**DO THIS:** Identify every line containing the word "mode" and reproduce each one.
++++++++++++++++++++
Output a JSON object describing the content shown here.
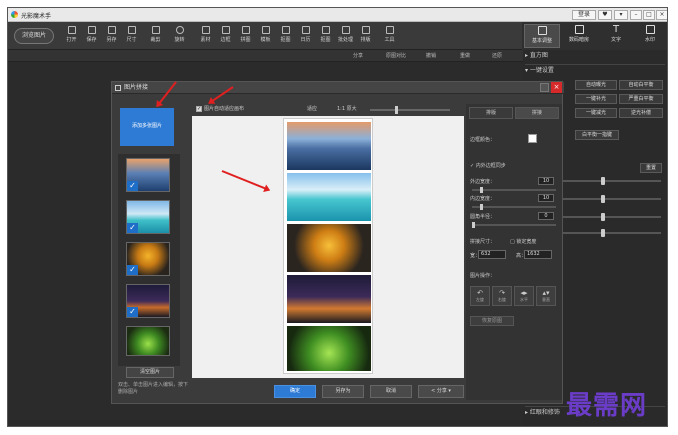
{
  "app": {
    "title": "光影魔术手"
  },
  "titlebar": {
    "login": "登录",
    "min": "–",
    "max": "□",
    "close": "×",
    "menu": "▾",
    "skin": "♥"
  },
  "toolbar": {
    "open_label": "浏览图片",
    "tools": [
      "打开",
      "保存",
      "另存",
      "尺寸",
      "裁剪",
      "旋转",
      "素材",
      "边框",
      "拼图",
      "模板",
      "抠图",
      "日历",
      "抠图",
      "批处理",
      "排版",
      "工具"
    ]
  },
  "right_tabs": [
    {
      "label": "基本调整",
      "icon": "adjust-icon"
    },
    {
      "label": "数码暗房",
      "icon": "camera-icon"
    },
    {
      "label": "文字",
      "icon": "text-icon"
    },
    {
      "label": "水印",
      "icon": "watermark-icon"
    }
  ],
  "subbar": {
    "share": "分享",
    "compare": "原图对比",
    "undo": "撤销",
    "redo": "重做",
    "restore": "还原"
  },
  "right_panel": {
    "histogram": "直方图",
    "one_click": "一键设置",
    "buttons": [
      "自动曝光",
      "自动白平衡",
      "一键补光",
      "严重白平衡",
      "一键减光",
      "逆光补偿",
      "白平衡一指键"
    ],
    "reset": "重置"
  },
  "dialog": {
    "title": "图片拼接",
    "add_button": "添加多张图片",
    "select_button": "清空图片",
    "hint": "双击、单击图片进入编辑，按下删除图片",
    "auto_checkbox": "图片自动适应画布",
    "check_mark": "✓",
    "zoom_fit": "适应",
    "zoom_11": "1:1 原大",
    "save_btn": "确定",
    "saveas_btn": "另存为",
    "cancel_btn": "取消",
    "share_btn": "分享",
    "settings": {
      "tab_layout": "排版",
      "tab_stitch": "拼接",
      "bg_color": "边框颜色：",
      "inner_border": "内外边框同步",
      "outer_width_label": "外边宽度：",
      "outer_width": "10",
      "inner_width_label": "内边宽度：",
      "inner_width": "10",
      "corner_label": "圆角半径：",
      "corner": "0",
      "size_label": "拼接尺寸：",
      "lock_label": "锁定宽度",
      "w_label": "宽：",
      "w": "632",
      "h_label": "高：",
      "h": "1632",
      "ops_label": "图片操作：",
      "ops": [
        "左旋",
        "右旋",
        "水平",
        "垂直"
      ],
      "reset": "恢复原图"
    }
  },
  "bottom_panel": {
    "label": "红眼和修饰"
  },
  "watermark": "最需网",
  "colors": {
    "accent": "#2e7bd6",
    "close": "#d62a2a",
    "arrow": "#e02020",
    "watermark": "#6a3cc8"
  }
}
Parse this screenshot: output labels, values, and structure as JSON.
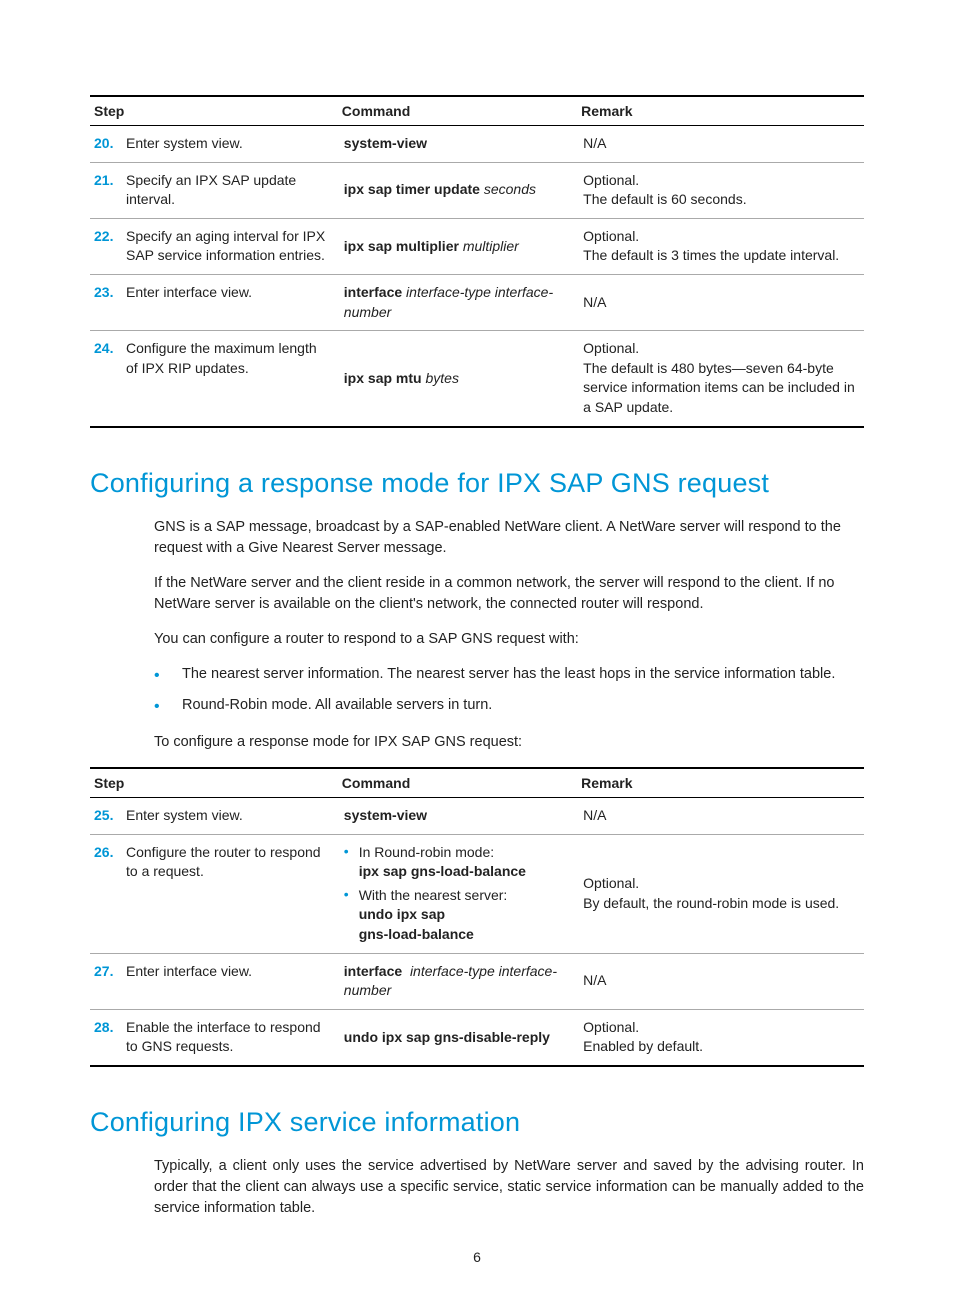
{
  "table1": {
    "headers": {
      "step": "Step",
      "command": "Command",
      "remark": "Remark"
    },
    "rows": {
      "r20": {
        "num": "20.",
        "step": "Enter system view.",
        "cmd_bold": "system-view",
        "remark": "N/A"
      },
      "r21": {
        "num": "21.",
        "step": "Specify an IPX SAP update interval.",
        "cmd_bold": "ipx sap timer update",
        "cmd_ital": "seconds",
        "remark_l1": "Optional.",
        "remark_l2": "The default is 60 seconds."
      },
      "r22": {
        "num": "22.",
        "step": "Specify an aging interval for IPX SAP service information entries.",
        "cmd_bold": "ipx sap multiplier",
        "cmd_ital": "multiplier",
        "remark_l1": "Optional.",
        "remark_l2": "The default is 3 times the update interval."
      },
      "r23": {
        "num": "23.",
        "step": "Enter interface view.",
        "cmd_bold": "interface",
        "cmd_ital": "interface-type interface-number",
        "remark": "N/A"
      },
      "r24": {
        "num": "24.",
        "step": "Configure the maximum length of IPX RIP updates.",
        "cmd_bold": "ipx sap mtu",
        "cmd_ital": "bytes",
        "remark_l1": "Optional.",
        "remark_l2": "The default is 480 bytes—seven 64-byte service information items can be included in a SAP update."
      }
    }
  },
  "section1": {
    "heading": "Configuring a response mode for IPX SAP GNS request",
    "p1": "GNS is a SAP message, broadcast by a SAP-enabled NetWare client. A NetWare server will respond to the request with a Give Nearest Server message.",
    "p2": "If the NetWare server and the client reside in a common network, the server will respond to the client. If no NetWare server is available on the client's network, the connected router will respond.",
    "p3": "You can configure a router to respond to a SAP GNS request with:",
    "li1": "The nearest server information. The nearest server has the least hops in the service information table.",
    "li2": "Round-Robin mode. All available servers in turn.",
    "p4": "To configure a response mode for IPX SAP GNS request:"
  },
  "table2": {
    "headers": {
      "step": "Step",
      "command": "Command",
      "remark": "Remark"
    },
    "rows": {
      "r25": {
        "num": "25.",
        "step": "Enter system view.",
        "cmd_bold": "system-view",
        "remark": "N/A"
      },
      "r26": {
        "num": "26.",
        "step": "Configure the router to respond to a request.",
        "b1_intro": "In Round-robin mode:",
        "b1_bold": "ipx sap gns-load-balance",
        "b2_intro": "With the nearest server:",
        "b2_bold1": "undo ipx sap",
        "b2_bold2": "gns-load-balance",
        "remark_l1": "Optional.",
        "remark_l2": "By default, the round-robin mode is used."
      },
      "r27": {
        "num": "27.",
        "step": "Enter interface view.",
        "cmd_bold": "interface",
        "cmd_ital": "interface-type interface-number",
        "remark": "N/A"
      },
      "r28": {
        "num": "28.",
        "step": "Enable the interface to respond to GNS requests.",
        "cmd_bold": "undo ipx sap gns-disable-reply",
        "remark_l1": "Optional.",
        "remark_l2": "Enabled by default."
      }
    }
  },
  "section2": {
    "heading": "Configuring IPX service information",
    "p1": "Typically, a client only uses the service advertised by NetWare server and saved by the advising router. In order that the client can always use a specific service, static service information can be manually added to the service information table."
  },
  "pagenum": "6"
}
++++++++++++++++++++
**RESPONSE BELOW:**
    "heading": "Configuring a response mode for IPX SAP GNS request",
    "li2": "Round-Robin mode. All available servers in turn.",
    "p4": "To configure a response mode for IPX SAP GNS request:"
        "b1_intro": "In Round-robin mode:",
        "remark_l2": "By default, the round-robin mode is used."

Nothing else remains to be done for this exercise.